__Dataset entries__
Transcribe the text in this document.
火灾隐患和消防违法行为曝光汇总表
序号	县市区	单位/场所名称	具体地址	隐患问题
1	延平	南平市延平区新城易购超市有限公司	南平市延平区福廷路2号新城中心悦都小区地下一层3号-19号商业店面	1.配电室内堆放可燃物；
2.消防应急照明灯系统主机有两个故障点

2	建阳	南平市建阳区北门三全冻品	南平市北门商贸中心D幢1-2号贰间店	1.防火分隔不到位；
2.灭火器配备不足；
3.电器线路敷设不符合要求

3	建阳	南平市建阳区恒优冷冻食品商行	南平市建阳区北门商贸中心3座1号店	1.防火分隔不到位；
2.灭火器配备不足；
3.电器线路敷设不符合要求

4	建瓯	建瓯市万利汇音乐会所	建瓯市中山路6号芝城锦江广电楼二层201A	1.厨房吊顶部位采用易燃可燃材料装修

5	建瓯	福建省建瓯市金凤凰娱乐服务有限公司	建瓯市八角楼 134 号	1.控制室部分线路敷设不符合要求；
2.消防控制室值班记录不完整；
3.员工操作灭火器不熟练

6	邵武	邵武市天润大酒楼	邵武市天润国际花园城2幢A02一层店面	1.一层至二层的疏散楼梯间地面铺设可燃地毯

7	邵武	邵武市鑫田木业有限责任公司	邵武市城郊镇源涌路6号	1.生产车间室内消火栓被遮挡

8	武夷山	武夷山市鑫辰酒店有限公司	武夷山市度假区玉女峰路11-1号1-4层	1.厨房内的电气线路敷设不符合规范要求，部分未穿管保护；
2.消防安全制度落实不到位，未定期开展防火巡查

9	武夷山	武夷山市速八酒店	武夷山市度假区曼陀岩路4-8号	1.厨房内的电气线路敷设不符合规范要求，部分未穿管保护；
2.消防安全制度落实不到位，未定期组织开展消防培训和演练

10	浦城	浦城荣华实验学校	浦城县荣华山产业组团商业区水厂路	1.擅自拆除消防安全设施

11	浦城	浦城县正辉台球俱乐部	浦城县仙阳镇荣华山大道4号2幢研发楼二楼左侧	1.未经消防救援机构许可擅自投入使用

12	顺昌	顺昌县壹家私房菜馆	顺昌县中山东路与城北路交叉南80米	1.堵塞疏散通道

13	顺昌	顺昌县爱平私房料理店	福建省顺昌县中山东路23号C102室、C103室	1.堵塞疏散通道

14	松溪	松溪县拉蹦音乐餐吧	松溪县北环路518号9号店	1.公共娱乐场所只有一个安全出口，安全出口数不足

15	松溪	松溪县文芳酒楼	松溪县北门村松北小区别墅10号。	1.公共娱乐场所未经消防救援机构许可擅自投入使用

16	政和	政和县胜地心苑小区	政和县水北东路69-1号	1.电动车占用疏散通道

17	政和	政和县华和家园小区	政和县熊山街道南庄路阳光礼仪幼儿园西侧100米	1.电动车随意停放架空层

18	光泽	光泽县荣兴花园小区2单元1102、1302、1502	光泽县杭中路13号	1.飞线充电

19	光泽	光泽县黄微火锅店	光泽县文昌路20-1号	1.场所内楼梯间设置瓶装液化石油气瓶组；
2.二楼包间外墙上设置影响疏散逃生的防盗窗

__The problem__
Return all the data exactly as given.

__Exercise response__
Transcribe the text in this document.
火灾隐患和消防违法行为曝光汇总表
序号	县市区	单位/场所名称	具体地址	隐患问题
1	延平	南平市延平区新城易购超市有限公司	南平市延平区福廷路2号新城中心悦都小区地下一层3号-19号商业店面	1.配电室内堆放可燃物；
2.消防应急照明灯系统主机有两个故障点

2	建阳	南平市建阳区北门三全冻品	南平市北门商贸中心D幢1-2号贰间店	1.防火分隔不到位；
2.灭火器配备不足；
3.电器线路敷设不符合要求

3	建阳	南平市建阳区恒优冷冻食品商行	南平市建阳区北门商贸中心3座1号店	1.防火分隔不到位；
2.灭火器配备不足；
3.电器线路敷设不符合要求

4	建瓯	建瓯市万利汇音乐会所	建瓯市中山路6号芝城锦江广电楼二层201A	1.厨房吊顶部位采用易燃可燃材料装修

5	建瓯	福建省建瓯市金凤凰娱乐服务有限公司	建瓯市八角楼 134 号	1.控制室部分线路敷设不符合要求；
2.消防控制室值班记录不完整；
3.员工操作灭火器不熟练

6	邵武	邵武市天润大酒楼	邵武市天润国际花园城2幢A02一层店面	1.一层至二层的疏散楼梯间地面铺设可燃地毯

7	邵武	邵武市鑫田木业有限责任公司	邵武市城郊镇源涌路6号	1.生产车间室内消火栓被遮挡

8	武夷山	武夷山市鑫辰酒店有限公司	武夷山市度假区玉女峰路11-1号1-4层	1.厨房内的电气线路敷设不符合规范要求，部分未穿管保护；
2.消防安全制度落实不到位，未定期开展防火巡查

9	武夷山	武夷山市速八酒店	武夷山市度假区曼陀岩路4-8号	1.厨房内的电气线路敷设不符合规范要求，部分未穿管保护；
2.消防安全制度落实不到位，未定期组织开展消防培训和演练

10	浦城	浦城荣华实验学校	浦城县荣华山产业组团商业区水厂路	1.擅自拆除消防安全设施

11	浦城	浦城县正辉台球俱乐部	浦城县仙阳镇荣华山大道4号2幢研发楼二楼左侧	1.未经消防救援机构许可擅自投入使用

12	顺昌	顺昌县壹家私房菜馆	顺昌县中山东路与城北路交叉南80米	1.堵塞疏散通道

13	顺昌	顺昌县爱平私房料理店	福建省顺昌县中山东路23号C102室、C103室	1.堵塞疏散通道

14	松溪	松溪县拉蹦音乐餐吧	松溪县北环路518号9号店	1.公共娱乐场所只有一个安全出口，安全出口数不足

15	松溪	松溪县文芳酒楼	松溪县北门村松北小区别墅10号。	1.公共娱乐场所未经消防救援机构许可擅自投入使用

16	政和	政和县胜地心苑小区	政和县水北东路69-1号	1.电动车占用疏散通道

17	政和	政和县华和家园小区	政和县熊山街道南庄路阳光礼仪幼儿园西侧100米	1.电动车随意停放架空层

18	光泽	光泽县荣兴花园小区2单元1102、1302、1502	光泽县杭中路13号	1.飞线充电

19	光泽	光泽县黄微火锅店	光泽县文昌路20-1号	1.场所内楼梯间设置瓶装液化石油气瓶组；
2.二楼包间外墙上设置影响疏散逃生的防盗窗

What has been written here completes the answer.